:: Input for this task ::
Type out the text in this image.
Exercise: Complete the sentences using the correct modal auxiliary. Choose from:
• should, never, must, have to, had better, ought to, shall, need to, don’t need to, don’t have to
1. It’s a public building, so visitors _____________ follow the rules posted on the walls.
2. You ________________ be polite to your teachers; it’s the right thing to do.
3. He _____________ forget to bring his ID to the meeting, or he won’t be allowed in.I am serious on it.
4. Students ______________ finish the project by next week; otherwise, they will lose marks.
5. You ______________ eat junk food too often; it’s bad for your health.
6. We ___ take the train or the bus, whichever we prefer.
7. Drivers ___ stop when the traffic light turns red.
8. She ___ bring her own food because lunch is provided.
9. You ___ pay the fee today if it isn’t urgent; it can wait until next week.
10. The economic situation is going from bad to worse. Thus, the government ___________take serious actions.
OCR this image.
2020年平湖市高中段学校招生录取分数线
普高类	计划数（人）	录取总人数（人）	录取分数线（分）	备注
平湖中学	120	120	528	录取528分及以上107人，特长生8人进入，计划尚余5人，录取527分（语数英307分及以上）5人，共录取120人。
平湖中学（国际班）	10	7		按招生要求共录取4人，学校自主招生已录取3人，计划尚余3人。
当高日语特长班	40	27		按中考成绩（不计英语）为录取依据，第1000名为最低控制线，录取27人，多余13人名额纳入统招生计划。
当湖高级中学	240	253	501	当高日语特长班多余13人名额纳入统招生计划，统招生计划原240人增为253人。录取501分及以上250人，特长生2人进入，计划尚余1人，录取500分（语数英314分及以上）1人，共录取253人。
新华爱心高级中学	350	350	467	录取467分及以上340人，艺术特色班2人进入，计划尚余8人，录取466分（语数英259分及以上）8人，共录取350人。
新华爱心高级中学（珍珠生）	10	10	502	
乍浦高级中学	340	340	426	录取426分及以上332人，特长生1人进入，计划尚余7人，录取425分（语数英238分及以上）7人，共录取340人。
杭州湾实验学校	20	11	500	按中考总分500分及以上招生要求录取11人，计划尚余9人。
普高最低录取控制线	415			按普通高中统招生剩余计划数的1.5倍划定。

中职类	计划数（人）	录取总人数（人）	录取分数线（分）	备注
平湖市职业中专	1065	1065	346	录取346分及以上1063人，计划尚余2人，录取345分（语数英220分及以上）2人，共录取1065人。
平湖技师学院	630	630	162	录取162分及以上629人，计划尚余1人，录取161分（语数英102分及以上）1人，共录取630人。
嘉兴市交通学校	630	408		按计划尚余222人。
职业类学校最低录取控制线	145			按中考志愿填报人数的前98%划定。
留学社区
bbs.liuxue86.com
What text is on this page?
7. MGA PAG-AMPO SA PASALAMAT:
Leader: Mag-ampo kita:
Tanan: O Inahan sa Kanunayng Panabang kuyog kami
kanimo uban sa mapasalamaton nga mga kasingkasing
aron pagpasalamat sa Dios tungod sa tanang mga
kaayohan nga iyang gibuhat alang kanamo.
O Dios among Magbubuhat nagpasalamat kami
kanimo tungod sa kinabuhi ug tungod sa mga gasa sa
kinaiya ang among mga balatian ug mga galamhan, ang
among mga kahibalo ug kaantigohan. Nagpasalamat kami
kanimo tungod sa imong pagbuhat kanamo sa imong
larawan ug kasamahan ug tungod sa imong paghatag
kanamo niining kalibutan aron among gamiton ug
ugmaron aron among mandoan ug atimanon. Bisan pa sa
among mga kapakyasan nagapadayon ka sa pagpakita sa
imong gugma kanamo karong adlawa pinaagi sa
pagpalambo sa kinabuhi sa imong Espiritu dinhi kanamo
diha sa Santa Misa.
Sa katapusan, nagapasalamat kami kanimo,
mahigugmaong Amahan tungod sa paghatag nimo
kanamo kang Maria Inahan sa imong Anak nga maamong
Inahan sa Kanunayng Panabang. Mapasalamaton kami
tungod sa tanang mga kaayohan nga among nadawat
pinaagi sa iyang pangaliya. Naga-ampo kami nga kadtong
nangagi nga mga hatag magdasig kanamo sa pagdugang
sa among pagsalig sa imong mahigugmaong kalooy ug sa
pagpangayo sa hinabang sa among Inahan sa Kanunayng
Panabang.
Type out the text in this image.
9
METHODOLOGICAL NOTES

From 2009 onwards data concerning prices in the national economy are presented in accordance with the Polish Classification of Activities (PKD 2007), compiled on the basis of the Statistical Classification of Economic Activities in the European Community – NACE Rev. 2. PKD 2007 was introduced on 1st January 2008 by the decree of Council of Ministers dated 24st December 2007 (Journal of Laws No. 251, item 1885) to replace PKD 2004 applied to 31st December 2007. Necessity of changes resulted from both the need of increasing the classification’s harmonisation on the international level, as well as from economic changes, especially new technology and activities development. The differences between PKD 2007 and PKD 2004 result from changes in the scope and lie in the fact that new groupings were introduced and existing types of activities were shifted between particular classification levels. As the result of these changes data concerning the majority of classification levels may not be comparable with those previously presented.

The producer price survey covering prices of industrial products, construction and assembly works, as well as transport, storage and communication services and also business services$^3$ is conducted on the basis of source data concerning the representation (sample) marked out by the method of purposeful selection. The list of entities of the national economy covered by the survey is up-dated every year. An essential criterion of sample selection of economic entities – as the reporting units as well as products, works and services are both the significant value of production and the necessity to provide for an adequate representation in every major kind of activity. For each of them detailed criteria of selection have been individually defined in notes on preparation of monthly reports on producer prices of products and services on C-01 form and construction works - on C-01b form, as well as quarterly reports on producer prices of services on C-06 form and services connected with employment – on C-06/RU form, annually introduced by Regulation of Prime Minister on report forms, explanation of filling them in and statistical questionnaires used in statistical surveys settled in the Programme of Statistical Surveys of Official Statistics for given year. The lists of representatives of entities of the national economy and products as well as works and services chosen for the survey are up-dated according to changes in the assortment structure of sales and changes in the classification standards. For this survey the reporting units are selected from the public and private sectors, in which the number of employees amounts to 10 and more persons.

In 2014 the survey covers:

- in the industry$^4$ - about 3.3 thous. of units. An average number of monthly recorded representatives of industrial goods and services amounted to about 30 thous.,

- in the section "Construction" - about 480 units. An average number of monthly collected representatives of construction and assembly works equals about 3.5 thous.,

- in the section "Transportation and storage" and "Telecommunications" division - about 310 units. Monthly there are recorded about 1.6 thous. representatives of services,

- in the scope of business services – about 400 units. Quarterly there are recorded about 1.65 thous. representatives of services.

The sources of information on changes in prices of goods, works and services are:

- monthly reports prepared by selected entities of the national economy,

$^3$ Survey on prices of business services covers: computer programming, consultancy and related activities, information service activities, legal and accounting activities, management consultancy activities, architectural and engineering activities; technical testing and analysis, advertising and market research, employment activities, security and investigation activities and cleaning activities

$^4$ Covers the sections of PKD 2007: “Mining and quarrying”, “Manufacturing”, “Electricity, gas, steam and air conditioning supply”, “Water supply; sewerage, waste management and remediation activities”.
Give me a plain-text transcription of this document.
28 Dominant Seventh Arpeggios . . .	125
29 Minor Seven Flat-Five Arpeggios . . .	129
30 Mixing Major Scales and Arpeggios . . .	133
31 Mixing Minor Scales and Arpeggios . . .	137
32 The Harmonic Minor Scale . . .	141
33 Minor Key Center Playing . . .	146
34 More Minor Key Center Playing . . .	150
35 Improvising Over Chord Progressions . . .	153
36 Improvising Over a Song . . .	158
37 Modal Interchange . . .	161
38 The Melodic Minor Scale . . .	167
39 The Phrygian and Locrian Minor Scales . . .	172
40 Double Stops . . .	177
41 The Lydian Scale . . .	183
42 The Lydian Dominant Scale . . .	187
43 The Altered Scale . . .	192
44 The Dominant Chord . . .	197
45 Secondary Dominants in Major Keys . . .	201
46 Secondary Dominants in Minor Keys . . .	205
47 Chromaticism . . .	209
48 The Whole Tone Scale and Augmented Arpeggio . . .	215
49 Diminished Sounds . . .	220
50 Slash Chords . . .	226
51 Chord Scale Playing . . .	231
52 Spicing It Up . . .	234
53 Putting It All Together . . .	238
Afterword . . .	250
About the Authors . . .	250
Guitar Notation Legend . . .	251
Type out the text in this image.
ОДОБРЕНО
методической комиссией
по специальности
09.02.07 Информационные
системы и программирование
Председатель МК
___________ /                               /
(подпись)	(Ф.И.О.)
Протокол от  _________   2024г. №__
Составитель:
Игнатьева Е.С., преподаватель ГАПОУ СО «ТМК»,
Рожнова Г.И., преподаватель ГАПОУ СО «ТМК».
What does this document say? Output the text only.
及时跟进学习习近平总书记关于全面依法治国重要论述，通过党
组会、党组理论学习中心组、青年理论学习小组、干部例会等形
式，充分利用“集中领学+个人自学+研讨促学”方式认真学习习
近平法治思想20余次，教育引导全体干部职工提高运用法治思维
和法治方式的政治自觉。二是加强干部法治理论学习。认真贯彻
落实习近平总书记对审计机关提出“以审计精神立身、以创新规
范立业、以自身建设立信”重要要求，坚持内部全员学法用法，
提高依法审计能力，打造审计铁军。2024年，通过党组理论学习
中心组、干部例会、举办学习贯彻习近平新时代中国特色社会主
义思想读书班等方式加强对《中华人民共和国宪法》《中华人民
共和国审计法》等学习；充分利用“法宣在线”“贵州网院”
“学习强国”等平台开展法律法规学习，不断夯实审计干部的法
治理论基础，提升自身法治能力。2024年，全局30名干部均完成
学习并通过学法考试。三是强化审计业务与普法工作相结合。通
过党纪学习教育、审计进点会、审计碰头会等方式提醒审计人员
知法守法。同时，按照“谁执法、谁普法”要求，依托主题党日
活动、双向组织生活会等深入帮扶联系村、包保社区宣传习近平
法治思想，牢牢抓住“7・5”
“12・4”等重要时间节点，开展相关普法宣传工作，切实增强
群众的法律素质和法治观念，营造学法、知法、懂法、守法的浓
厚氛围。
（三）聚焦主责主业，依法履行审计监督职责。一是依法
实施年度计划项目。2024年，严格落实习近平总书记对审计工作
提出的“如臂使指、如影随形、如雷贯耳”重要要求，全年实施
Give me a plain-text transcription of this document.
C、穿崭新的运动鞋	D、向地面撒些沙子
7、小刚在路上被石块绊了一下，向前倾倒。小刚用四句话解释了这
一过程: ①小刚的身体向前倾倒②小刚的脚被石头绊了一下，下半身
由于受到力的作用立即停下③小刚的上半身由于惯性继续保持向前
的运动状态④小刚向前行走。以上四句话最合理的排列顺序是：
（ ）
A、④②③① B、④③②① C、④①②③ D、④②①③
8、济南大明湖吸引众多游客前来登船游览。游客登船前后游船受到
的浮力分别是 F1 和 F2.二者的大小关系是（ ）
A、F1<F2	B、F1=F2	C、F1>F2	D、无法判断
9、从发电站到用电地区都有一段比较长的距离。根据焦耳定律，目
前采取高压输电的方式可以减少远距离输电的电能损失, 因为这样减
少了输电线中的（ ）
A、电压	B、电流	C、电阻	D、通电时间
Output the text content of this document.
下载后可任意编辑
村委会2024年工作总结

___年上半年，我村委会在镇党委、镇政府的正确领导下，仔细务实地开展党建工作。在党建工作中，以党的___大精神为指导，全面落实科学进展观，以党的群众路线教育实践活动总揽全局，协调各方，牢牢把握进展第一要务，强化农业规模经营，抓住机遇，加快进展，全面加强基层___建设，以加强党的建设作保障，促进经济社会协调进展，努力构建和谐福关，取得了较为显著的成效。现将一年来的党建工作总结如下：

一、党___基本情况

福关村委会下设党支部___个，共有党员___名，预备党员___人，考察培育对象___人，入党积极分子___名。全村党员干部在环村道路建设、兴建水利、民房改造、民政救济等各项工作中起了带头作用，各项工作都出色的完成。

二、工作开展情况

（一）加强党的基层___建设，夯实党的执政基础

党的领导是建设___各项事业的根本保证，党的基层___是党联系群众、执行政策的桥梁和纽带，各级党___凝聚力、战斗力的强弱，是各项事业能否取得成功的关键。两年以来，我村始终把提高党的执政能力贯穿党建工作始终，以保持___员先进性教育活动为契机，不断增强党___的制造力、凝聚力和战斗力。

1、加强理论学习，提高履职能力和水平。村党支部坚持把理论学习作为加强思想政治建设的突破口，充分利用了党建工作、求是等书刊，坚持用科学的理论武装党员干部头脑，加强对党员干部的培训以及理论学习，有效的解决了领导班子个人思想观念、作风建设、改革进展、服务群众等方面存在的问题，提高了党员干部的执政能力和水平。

:: Instructions for the task ::
Which lines contain "thous"? Copy each of them out.

:: Output ::
- in the industry$^4$ - about 3.3 thous. of units. An average number of monthly recorded representatives of industrial goods and services amounted to about 30 thous.,
- in the section "Construction" - about 480 units. An average number of monthly collected representatives of construction and assembly works equals about 3.5 thous.,
- in the section "Transportation and storage" and "Telecommunications" division - about 310 units. Monthly there are recorded about 1.6 thous. representatives of services,
- in the scope of business services – about 400 units. Quarterly there are recorded about 1.65 thous. representatives of services.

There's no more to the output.